::: Supplied material
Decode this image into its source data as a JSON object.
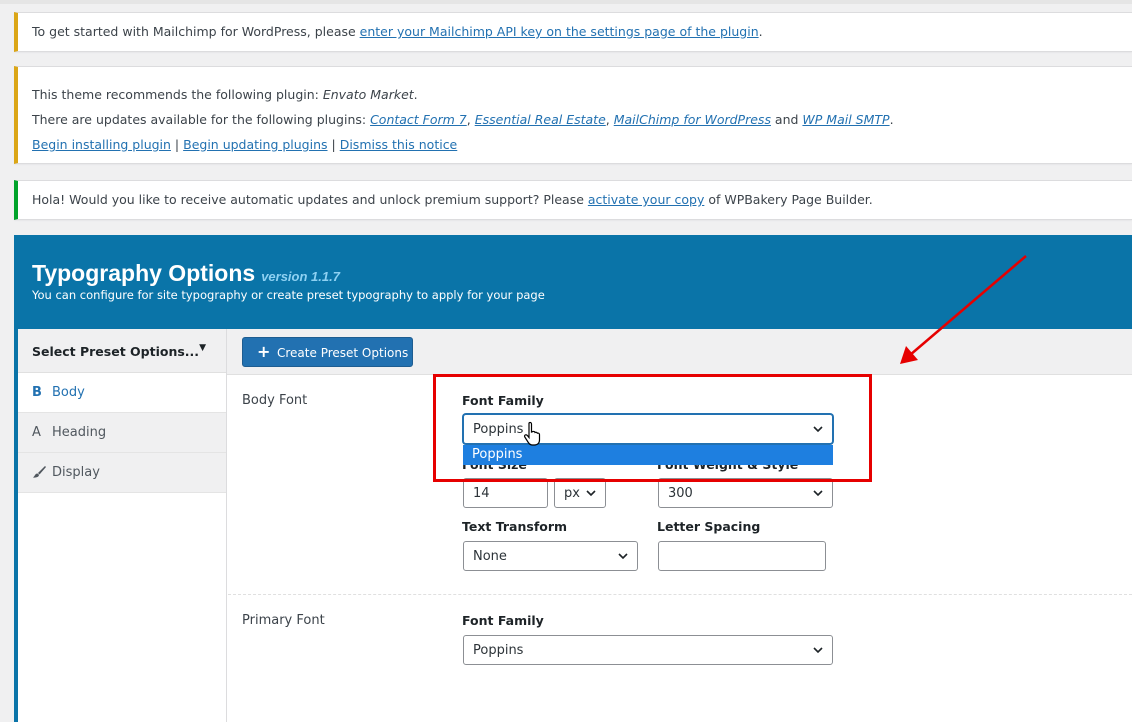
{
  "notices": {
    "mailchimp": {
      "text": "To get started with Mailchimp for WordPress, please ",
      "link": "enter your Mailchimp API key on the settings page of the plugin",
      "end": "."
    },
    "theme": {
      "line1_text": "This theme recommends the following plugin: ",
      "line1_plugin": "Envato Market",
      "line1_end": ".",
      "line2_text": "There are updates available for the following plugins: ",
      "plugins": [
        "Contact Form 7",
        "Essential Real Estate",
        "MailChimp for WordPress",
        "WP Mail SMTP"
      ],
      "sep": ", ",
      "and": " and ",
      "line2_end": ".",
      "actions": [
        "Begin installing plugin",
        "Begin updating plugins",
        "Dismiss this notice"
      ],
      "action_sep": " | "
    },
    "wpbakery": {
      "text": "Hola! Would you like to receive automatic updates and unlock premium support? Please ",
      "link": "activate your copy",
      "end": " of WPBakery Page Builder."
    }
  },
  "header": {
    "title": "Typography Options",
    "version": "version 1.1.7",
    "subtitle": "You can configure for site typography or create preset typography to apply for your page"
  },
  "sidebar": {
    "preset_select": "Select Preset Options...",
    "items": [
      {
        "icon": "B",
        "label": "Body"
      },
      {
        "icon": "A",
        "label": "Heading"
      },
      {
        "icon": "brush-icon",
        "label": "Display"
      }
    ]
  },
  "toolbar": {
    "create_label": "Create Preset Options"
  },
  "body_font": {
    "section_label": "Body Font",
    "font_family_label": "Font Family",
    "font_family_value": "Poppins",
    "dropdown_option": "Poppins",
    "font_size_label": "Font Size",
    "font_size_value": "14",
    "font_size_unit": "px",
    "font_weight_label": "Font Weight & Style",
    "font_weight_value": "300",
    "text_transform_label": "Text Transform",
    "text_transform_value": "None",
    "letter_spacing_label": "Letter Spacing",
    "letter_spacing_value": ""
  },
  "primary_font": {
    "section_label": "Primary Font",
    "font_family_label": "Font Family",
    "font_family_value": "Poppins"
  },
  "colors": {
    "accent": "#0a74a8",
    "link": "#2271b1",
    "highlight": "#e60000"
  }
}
::::::
::: Supplied material
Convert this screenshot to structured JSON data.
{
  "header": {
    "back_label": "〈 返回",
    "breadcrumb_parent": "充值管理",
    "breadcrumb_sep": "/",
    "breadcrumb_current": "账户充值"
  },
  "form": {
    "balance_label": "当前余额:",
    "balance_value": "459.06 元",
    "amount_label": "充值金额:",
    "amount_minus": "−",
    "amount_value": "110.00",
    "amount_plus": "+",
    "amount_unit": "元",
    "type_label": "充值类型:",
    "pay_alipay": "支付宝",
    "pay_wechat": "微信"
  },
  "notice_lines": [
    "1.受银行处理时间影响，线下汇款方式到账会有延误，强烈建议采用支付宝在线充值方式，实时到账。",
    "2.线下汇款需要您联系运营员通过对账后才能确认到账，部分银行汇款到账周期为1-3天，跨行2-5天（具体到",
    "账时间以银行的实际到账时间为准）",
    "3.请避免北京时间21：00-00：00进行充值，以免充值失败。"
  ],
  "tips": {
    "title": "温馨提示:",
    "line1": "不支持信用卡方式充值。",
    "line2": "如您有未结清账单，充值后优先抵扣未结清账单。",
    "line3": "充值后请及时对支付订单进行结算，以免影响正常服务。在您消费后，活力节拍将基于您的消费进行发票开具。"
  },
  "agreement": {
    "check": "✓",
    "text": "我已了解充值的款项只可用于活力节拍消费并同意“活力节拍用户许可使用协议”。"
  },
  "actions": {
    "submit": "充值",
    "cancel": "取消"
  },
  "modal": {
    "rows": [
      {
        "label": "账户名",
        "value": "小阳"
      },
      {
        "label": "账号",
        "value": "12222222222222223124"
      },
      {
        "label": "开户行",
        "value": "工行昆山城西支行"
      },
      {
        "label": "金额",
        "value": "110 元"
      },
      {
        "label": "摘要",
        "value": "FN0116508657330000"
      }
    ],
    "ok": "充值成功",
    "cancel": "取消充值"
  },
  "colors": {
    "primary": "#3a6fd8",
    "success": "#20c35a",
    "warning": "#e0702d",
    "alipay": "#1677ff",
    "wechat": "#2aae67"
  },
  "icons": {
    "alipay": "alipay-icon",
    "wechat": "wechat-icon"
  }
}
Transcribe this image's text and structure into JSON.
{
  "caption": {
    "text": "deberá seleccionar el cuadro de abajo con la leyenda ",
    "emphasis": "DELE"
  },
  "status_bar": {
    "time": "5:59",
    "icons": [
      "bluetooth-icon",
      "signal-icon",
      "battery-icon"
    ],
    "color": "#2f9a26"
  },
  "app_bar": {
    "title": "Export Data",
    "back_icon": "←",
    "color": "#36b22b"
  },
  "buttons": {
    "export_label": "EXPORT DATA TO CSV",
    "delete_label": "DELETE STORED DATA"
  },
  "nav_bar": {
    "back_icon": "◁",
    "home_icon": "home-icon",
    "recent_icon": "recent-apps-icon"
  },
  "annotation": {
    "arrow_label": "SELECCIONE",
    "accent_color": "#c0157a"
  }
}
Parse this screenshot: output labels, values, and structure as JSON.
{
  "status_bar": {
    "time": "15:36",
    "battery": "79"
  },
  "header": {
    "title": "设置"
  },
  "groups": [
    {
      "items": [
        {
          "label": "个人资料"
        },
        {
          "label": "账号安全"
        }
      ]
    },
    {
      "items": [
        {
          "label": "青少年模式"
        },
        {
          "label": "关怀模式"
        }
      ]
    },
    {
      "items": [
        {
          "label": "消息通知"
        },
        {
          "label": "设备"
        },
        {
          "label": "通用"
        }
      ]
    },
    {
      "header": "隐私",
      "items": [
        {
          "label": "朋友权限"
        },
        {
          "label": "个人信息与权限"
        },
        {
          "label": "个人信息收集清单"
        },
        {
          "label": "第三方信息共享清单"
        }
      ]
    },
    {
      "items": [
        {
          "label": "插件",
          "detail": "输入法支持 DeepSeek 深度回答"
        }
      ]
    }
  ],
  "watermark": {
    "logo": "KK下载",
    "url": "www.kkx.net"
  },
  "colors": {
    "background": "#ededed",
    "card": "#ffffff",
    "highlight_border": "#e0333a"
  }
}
::::::
§ The exercise: Find the lines above that contain the word "theme" and collect them.

§ Full solution:
    "theme": {
      "line1_text": "This theme recommends the following plugin: ",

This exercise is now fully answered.